>> BEGIN DATA TO PROCESS
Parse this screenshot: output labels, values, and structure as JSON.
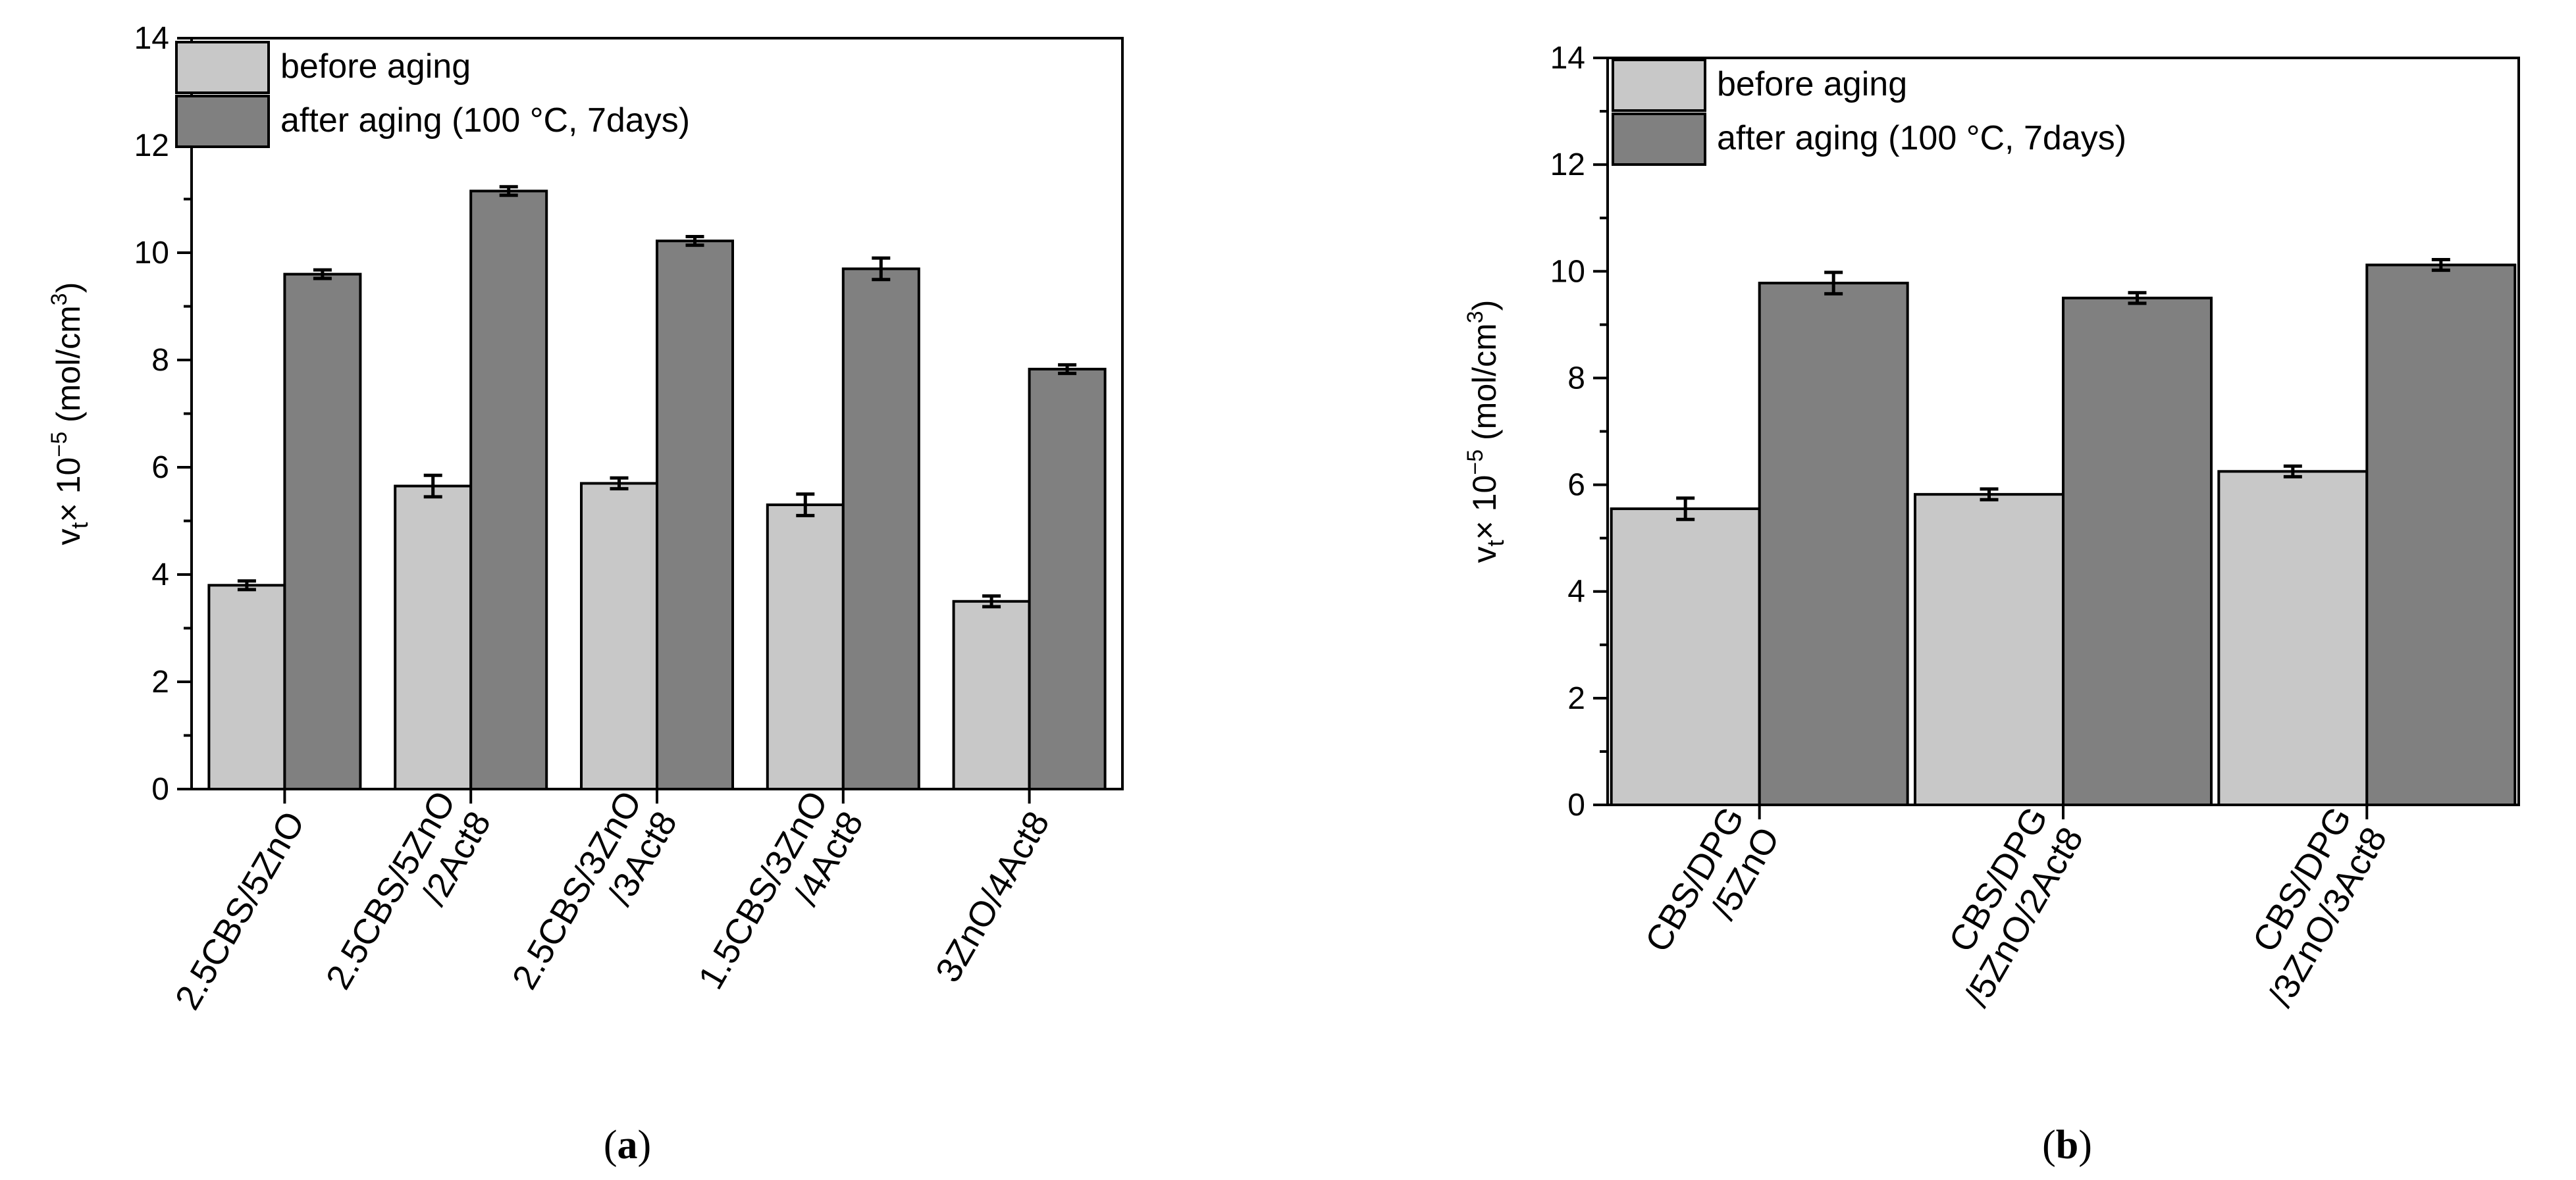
{
  "chart_data": [
    {
      "type": "bar",
      "panel_label": "a",
      "ylabel": {
        "main": "v",
        "sub": "t",
        "mid": "× 10",
        "exp": "−5",
        "unit_pre": " (mol/cm",
        "unit_exp": "3",
        "unit_post": ")"
      },
      "ylim": [
        0,
        14
      ],
      "yticks": [
        "0",
        "2",
        "4",
        "6",
        "8",
        "10",
        "12",
        "14"
      ],
      "categories": [
        [
          "2.5CBS/5ZnO"
        ],
        [
          "2.5CBS/5ZnO",
          "/2Act8"
        ],
        [
          "2.5CBS/3ZnO",
          "/3Act8"
        ],
        [
          "1.5CBS/3ZnO",
          "/4Act8"
        ],
        [
          "3ZnO/4Act8"
        ]
      ],
      "series": [
        {
          "name": "before aging",
          "color": "#c8c8c8",
          "values": [
            3.8,
            5.65,
            5.7,
            5.3,
            3.5
          ],
          "errors": [
            0.08,
            0.2,
            0.1,
            0.2,
            0.1
          ]
        },
        {
          "name": "after aging (100 °C, 7days)",
          "color": "#808080",
          "values": [
            9.6,
            11.15,
            10.22,
            9.7,
            7.83
          ],
          "errors": [
            0.08,
            0.08,
            0.08,
            0.2,
            0.08
          ]
        }
      ],
      "legend": "top-left",
      "grid": false
    },
    {
      "type": "bar",
      "panel_label": "b",
      "ylabel": {
        "main": "v",
        "sub": "t",
        "mid": "× 10",
        "exp": "−5",
        "unit_pre": " (mol/cm",
        "unit_exp": "3",
        "unit_post": ")"
      },
      "ylim": [
        0,
        14
      ],
      "yticks": [
        "0",
        "2",
        "4",
        "6",
        "8",
        "10",
        "12",
        "14"
      ],
      "categories": [
        [
          "CBS/DPG",
          "/5ZnO"
        ],
        [
          "CBS/DPG",
          "/5ZnO/2Act8"
        ],
        [
          "CBS/DPG",
          "/3ZnO/3Act8"
        ]
      ],
      "series": [
        {
          "name": "before aging",
          "color": "#c8c8c8",
          "values": [
            5.55,
            5.82,
            6.25
          ],
          "errors": [
            0.2,
            0.1,
            0.1
          ]
        },
        {
          "name": "after aging (100 °C, 7days)",
          "color": "#808080",
          "values": [
            9.78,
            9.5,
            10.12
          ],
          "errors": [
            0.2,
            0.1,
            0.1
          ]
        }
      ],
      "legend": "top-left",
      "grid": false
    }
  ]
}
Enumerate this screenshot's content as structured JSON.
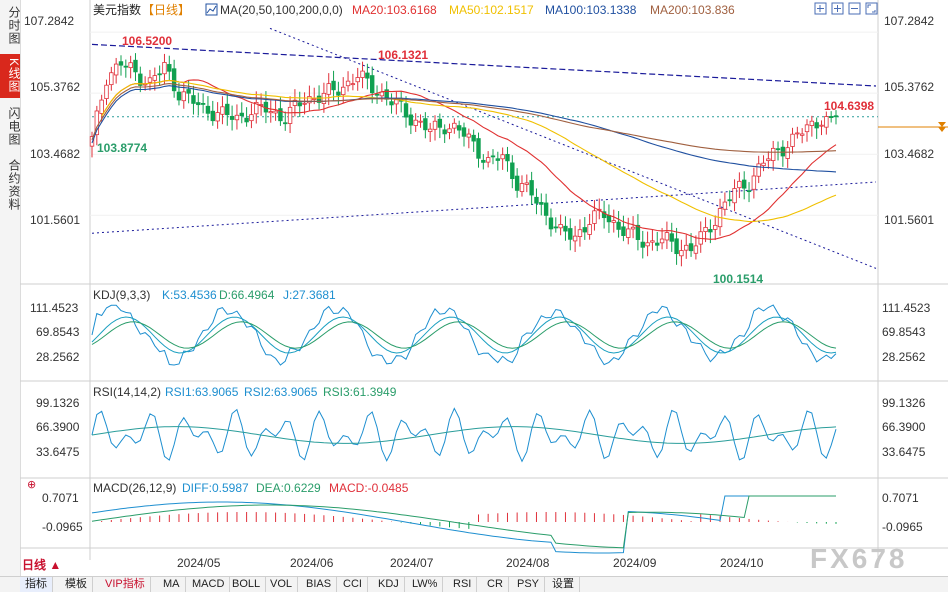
{
  "side_tabs": [
    "分时图",
    "K线图",
    "闪电图",
    "合约资料"
  ],
  "period_button": "日线 ▲",
  "header": {
    "title": "美元指数",
    "period": "【日线】",
    "ma_label": "MA(20,50,100,200,0,0)",
    "ma20": "MA20:103.6168",
    "ma50": "MA50:102.1517",
    "ma100": "MA100:103.1338",
    "ma200": "MA200:103.836"
  },
  "price_axis": [
    "107.2842",
    "105.3762",
    "103.4682",
    "101.5601"
  ],
  "annotations": {
    "high1": "106.5200",
    "high2": "106.1321",
    "low1": "103.8774",
    "low2": "100.1514",
    "last": "104.6398"
  },
  "kdj": {
    "label": "KDJ(9,3,3)",
    "k": "K:53.4536",
    "d": "D:66.4964",
    "j": "J:27.3681",
    "axis": [
      "111.4523",
      "69.8543",
      "28.2562"
    ]
  },
  "rsi": {
    "label": "RSI(14,14,2)",
    "rsi1": "RSI1:63.9065",
    "rsi2": "RSI2:63.9065",
    "rsi3": "RSI3:61.3949",
    "axis": [
      "99.1326",
      "66.3900",
      "33.6475"
    ]
  },
  "macd": {
    "label": "MACD(26,12,9)",
    "diff": "DIFF:0.5987",
    "dea": "DEA:0.6229",
    "macd": "MACD:-0.0485",
    "axis": [
      "0.7071",
      "-0.0965"
    ]
  },
  "months": [
    "2024/05",
    "2024/06",
    "2024/07",
    "2024/08",
    "2024/09",
    "2024/10"
  ],
  "watermark": "FX678",
  "toolbar": [
    "指标",
    "模板",
    "VIP指标",
    "MA",
    "MACD",
    "BOLL",
    "VOL",
    "BIAS",
    "CCI",
    "KDJ",
    "LW%",
    "RSI",
    "CR",
    "PSY",
    "设置"
  ],
  "colors": {
    "up": "#e0303a",
    "down": "#10a050",
    "ma20": "#e03030",
    "ma50": "#f0c000",
    "ma100": "#2050a0",
    "ma200": "#a06040",
    "guide": "#1a1a9a"
  },
  "chart_data": {
    "type": "candlestick",
    "title": "美元指数 日线",
    "ylim": [
      99.6,
      107.6
    ],
    "start": "2024-04-15",
    "end": "2024-10-24",
    "close_keypoints": [
      [
        0,
        103.9
      ],
      [
        3,
        105.9
      ],
      [
        6,
        106.3
      ],
      [
        9,
        106.0
      ],
      [
        12,
        105.7
      ],
      [
        15,
        106.2
      ],
      [
        18,
        105.4
      ],
      [
        20,
        105.2
      ],
      [
        23,
        104.9
      ],
      [
        27,
        104.7
      ],
      [
        30,
        104.6
      ],
      [
        33,
        104.8
      ],
      [
        36,
        104.9
      ],
      [
        40,
        104.6
      ],
      [
        44,
        105.2
      ],
      [
        48,
        105.3
      ],
      [
        52,
        105.6
      ],
      [
        55,
        105.9
      ],
      [
        58,
        105.6
      ],
      [
        61,
        105.2
      ],
      [
        64,
        104.9
      ],
      [
        67,
        104.5
      ],
      [
        70,
        104.2
      ],
      [
        73,
        104.4
      ],
      [
        76,
        104.2
      ],
      [
        79,
        103.8
      ],
      [
        82,
        103.2
      ],
      [
        85,
        103.4
      ],
      [
        88,
        102.6
      ],
      [
        91,
        102.2
      ],
      [
        94,
        101.6
      ],
      [
        97,
        101.0
      ],
      [
        100,
        100.9
      ],
      [
        103,
        101.4
      ],
      [
        106,
        101.6
      ],
      [
        109,
        101.2
      ],
      [
        112,
        100.9
      ],
      [
        115,
        100.7
      ],
      [
        118,
        100.8
      ],
      [
        121,
        100.6
      ],
      [
        124,
        100.5
      ],
      [
        127,
        101.0
      ],
      [
        130,
        101.7
      ],
      [
        133,
        102.3
      ],
      [
        136,
        102.6
      ],
      [
        139,
        103.2
      ],
      [
        142,
        103.6
      ],
      [
        145,
        103.9
      ],
      [
        148,
        104.3
      ],
      [
        151,
        104.6
      ],
      [
        153,
        104.4
      ],
      [
        154,
        104.64
      ]
    ],
    "highlights": {
      "high": 106.52,
      "high2": 106.1321,
      "low": 103.8774,
      "low2": 100.1514,
      "last": 104.6398
    },
    "ma_last": {
      "ma20": 103.6168,
      "ma50": 102.1517,
      "ma100": 103.1338,
      "ma200": 103.836
    },
    "indicators": {
      "kdj": {
        "K": 53.4536,
        "D": 66.4964,
        "J": 27.3681
      },
      "rsi": {
        "RSI1": 63.9065,
        "RSI2": 63.9065,
        "RSI3": 61.3949
      },
      "macd": {
        "DIFF": 0.5987,
        "DEA": 0.6229,
        "MACD": -0.0485
      }
    }
  }
}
>> END DATA TO PROCESS
■ **WORK TO DO**
Of all the lines in the data above, state how many include "this". Say only the number.

■ **ANSWER BELOW**
2